● **Task to complete**: Copy the material below, substituting "y-axis-tick" for every "y-tick-mark" and changing nothing else. Leave the pictures out.

● **Data for this task**:
--- Start ---

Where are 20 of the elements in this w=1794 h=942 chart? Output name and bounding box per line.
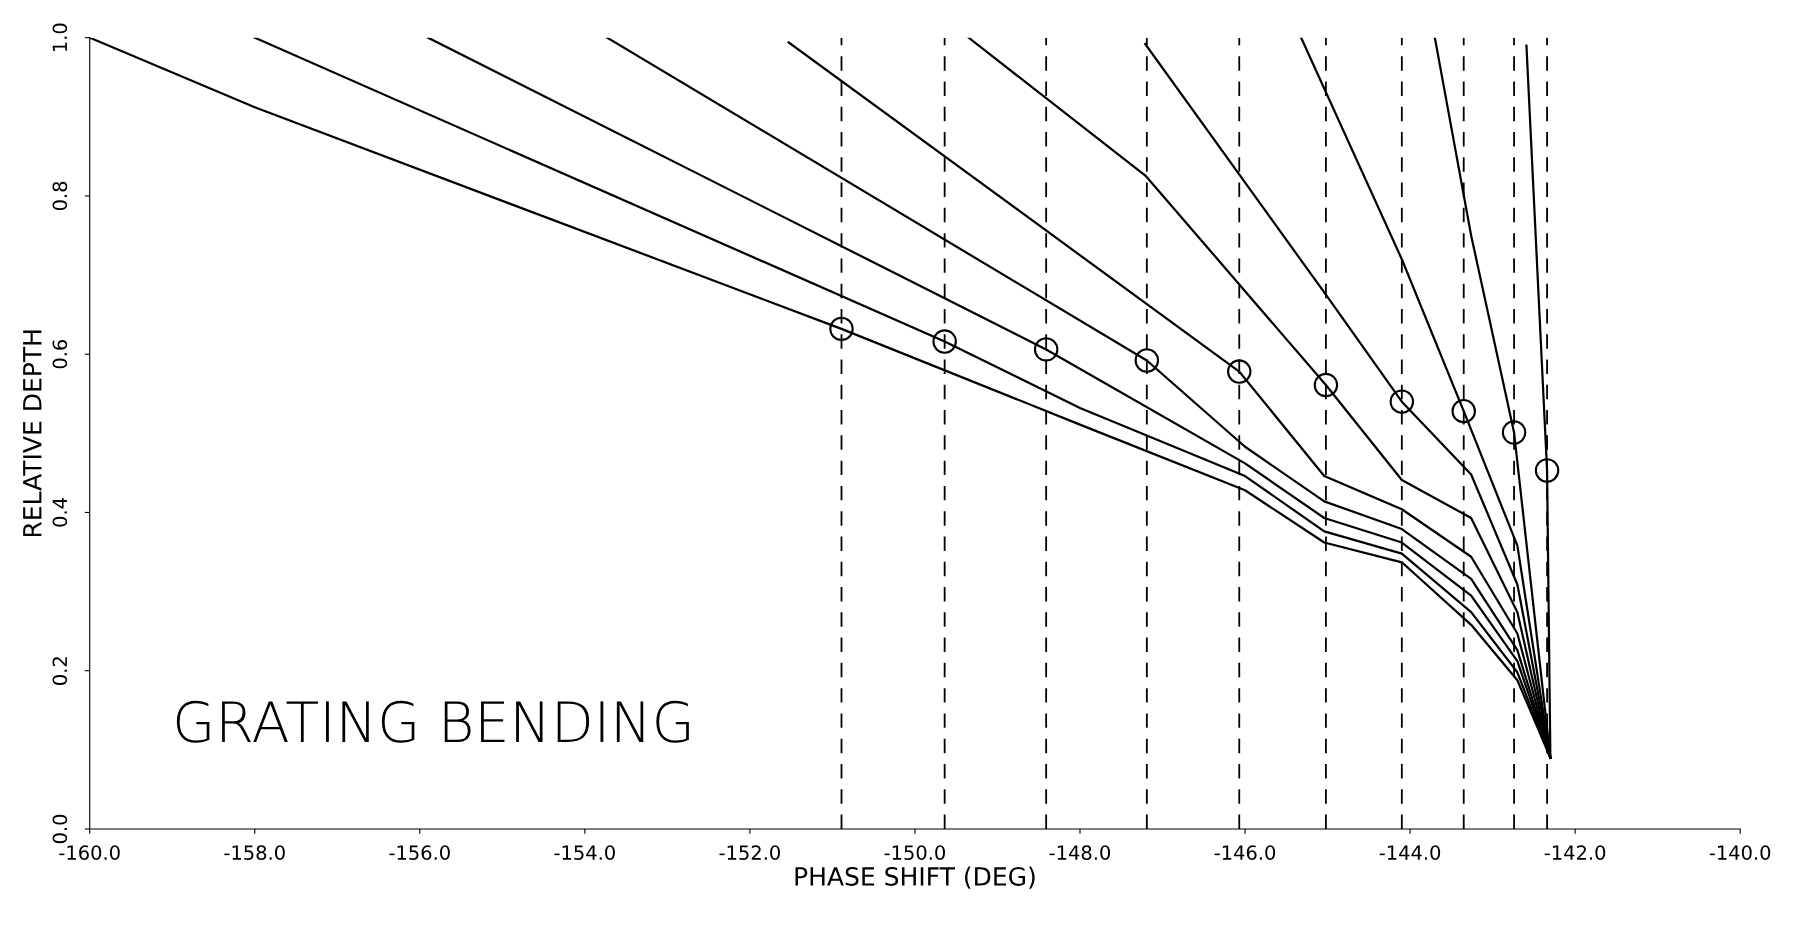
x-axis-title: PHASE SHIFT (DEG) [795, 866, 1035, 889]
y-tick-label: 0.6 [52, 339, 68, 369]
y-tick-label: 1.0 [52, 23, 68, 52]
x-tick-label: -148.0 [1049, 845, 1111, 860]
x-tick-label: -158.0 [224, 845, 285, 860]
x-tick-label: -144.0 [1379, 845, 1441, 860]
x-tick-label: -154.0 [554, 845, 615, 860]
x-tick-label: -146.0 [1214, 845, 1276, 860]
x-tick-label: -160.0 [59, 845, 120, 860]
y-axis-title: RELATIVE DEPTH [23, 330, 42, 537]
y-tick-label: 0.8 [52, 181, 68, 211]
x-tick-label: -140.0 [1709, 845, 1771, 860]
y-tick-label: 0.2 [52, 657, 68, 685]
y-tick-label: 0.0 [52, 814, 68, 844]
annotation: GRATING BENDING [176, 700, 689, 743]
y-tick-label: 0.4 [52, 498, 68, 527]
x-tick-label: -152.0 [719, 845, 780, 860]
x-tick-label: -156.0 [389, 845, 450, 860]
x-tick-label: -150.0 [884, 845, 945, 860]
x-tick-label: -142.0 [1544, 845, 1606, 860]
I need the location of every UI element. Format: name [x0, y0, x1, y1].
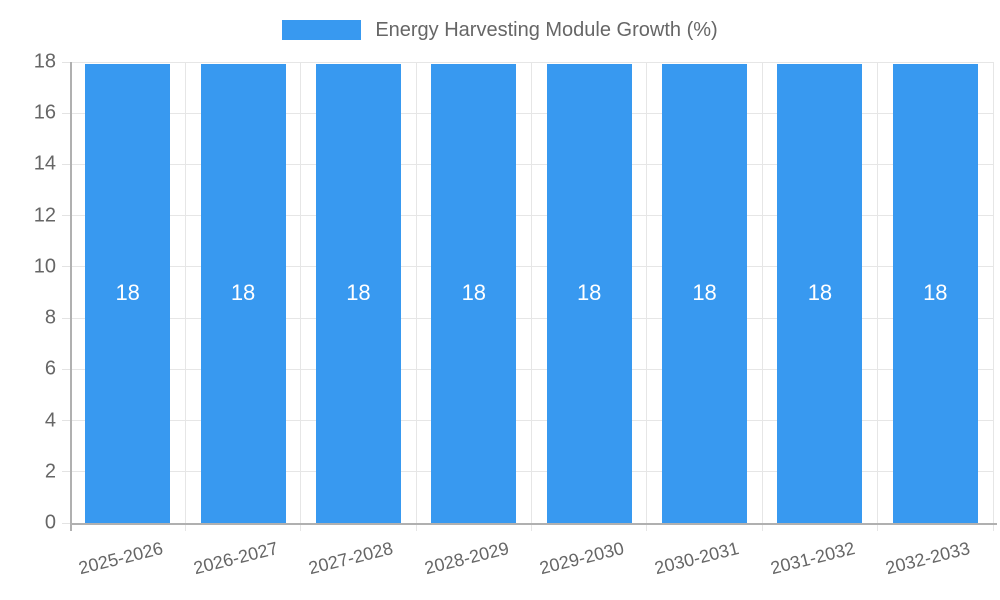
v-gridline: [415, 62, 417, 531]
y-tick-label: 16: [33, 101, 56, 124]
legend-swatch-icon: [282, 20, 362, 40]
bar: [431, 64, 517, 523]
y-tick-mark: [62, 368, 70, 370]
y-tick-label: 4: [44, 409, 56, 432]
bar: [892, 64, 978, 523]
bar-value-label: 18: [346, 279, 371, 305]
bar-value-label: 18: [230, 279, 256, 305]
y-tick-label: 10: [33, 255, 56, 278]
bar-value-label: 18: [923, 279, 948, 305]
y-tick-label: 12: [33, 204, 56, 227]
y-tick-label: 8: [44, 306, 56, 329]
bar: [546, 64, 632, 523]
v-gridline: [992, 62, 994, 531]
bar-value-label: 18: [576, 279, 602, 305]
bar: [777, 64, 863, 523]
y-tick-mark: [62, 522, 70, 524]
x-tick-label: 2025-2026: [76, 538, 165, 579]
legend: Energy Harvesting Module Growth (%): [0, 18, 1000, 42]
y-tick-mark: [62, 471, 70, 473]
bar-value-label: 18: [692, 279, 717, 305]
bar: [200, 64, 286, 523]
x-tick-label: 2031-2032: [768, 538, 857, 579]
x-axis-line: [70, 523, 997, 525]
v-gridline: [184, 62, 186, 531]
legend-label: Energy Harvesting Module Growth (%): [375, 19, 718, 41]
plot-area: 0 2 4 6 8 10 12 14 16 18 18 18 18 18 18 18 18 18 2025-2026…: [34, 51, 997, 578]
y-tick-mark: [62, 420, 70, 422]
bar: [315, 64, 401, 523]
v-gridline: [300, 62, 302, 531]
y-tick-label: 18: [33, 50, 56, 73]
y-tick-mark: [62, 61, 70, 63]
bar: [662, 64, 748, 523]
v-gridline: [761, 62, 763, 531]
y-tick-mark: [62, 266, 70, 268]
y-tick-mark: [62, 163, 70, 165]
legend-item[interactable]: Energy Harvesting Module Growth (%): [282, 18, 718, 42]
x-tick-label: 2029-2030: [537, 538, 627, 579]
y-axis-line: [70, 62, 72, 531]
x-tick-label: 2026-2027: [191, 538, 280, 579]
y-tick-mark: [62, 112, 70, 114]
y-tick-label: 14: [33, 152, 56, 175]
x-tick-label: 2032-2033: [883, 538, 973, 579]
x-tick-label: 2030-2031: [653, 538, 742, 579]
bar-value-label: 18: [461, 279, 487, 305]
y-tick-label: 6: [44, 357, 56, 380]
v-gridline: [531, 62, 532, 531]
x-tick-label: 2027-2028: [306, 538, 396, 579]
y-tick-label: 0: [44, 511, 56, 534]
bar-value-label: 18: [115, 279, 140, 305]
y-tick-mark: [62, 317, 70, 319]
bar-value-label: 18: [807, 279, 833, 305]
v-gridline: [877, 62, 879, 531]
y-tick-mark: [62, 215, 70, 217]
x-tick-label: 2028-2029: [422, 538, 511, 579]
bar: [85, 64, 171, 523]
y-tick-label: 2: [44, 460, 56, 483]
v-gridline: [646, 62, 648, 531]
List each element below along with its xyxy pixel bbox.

--- End ---

● **Solution for this task**:
Where are 20 of the elements in this w=1794 h=942 chart? Output name and bounding box per line.
x-axis-title: PHASE SHIFT (DEG) [795, 866, 1035, 889]
y-tick-label: 0.6 [52, 339, 68, 369]
y-tick-label: 1.0 [52, 23, 68, 52]
x-tick-label: -148.0 [1049, 845, 1111, 860]
x-tick-label: -158.0 [224, 845, 285, 860]
x-tick-label: -144.0 [1379, 845, 1441, 860]
x-tick-label: -154.0 [554, 845, 615, 860]
x-tick-label: -146.0 [1214, 845, 1276, 860]
x-tick-label: -160.0 [59, 845, 120, 860]
y-axis-title: RELATIVE DEPTH [23, 330, 42, 537]
y-tick-label: 0.8 [52, 181, 68, 211]
x-tick-label: -140.0 [1709, 845, 1771, 860]
y-tick-label: 0.2 [52, 657, 68, 685]
y-tick-label: 0.0 [52, 814, 68, 844]
annotation: GRATING BENDING [176, 700, 689, 743]
y-tick-label: 0.4 [52, 498, 68, 527]
x-tick-label: -152.0 [719, 845, 780, 860]
x-tick-label: -156.0 [389, 845, 450, 860]
x-tick-label: -150.0 [884, 845, 945, 860]
x-tick-label: -142.0 [1544, 845, 1606, 860]
I need the location of every UI element. Format: name [x0, y0, x1, y1].
v-gridline: [415, 62, 417, 531]
y-tick-label: 16: [33, 101, 56, 124]
legend-swatch-icon: [282, 20, 362, 40]
bar: [431, 64, 517, 523]
y-axis-tick: [62, 368, 70, 370]
y-tick-label: 4: [44, 409, 56, 432]
bar: [892, 64, 978, 523]
bar-value-label: 18: [346, 279, 371, 305]
bar-value-label: 18: [230, 279, 256, 305]
y-tick-label: 10: [33, 255, 56, 278]
bar-value-label: 18: [923, 279, 948, 305]
y-tick-label: 12: [33, 204, 56, 227]
y-tick-label: 8: [44, 306, 56, 329]
bar: [546, 64, 632, 523]
v-gridline: [992, 62, 994, 531]
bar-value-label: 18: [576, 279, 602, 305]
bar: [777, 64, 863, 523]
y-axis-tick: [62, 522, 70, 524]
x-tick-label: 2025-2026: [76, 538, 165, 579]
legend: Energy Harvesting Module Growth (%): [0, 18, 1000, 42]
y-axis-tick: [62, 471, 70, 473]
bar-value-label: 18: [692, 279, 717, 305]
bar: [200, 64, 286, 523]
x-tick-label: 2031-2032: [768, 538, 857, 579]
x-axis-line: [70, 523, 997, 525]
v-gridline: [184, 62, 186, 531]
legend-label: Energy Harvesting Module Growth (%): [375, 19, 718, 41]
plot-area: 0 2 4 6 8 10 12 14 16 18 18 18 18 18 18 18 18 18 2025-2026…: [34, 51, 997, 578]
y-axis-tick: [62, 420, 70, 422]
bar: [315, 64, 401, 523]
v-gridline: [300, 62, 302, 531]
y-tick-label: 18: [33, 50, 56, 73]
y-axis-tick: [62, 61, 70, 63]
bar: [662, 64, 748, 523]
v-gridline: [761, 62, 763, 531]
y-axis-tick: [62, 266, 70, 268]
y-axis-tick: [62, 163, 70, 165]
legend-item[interactable]: Energy Harvesting Module Growth (%): [282, 18, 718, 42]
x-tick-label: 2029-2030: [537, 538, 627, 579]
y-axis-line: [70, 62, 72, 531]
x-tick-label: 2026-2027: [191, 538, 280, 579]
y-axis-tick: [62, 112, 70, 114]
y-tick-label: 14: [33, 152, 56, 175]
x-tick-label: 2032-2033: [883, 538, 973, 579]
x-tick-label: 2030-2031: [653, 538, 742, 579]
bar-value-label: 18: [461, 279, 487, 305]
y-tick-label: 6: [44, 357, 56, 380]
v-gridline: [531, 62, 532, 531]
x-tick-label: 2027-2028: [306, 538, 396, 579]
y-tick-label: 0: [44, 511, 56, 534]
bar-value-label: 18: [115, 279, 140, 305]
y-axis-tick: [62, 317, 70, 319]
bar-value-label: 18: [807, 279, 833, 305]
v-gridline: [877, 62, 879, 531]
y-axis-tick: [62, 215, 70, 217]
x-tick-label: 2028-2029: [422, 538, 511, 579]
bar: [85, 64, 171, 523]
y-tick-label: 2: [44, 460, 56, 483]
v-gridline: [646, 62, 648, 531]
List each element below along with its xyxy pixel bbox.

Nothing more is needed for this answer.